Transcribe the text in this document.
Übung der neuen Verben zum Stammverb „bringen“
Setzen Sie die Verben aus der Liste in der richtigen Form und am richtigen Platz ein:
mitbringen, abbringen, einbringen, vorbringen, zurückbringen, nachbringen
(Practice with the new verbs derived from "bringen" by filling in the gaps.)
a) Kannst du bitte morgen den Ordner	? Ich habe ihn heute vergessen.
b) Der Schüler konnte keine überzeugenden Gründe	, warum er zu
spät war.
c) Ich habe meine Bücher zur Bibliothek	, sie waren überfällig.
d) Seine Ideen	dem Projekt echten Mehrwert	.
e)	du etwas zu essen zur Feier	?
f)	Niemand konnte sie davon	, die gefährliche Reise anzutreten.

_ _ _ _

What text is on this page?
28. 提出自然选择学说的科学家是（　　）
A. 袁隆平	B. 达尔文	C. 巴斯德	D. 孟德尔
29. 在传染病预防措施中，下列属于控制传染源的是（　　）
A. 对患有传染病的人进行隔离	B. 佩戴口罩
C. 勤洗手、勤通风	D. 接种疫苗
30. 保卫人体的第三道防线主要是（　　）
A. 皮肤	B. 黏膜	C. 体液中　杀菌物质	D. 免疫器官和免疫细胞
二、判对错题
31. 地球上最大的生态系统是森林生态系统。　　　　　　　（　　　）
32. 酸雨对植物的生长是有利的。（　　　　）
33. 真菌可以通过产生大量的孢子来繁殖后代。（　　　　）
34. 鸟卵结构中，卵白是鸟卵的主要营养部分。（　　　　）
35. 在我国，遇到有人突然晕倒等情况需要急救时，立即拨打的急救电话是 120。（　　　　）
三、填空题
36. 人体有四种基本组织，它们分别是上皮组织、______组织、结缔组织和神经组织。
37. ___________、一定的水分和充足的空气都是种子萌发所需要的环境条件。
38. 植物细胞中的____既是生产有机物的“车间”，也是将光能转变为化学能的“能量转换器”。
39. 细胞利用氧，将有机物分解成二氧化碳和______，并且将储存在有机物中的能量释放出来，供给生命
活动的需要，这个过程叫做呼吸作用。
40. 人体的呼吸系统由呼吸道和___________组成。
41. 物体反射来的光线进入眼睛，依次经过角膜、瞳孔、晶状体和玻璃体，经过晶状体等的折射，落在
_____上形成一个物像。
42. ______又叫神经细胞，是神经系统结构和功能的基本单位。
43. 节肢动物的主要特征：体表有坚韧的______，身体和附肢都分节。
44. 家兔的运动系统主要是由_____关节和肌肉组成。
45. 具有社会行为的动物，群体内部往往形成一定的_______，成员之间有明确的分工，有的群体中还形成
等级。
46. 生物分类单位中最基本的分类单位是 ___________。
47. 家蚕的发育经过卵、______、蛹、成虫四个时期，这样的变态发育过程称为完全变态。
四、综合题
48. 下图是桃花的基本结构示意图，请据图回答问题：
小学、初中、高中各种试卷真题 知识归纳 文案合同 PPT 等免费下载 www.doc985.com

_ _ _ _

• **Exercise objective**
Review the preceding data and report every line that includes the string "konnte".

• **In response**
b) Der Schüler konnte keine überzeugenden Gründe	, warum er zu
f)	Niemand konnte sie davon	, die gefährliche Reise anzutreten.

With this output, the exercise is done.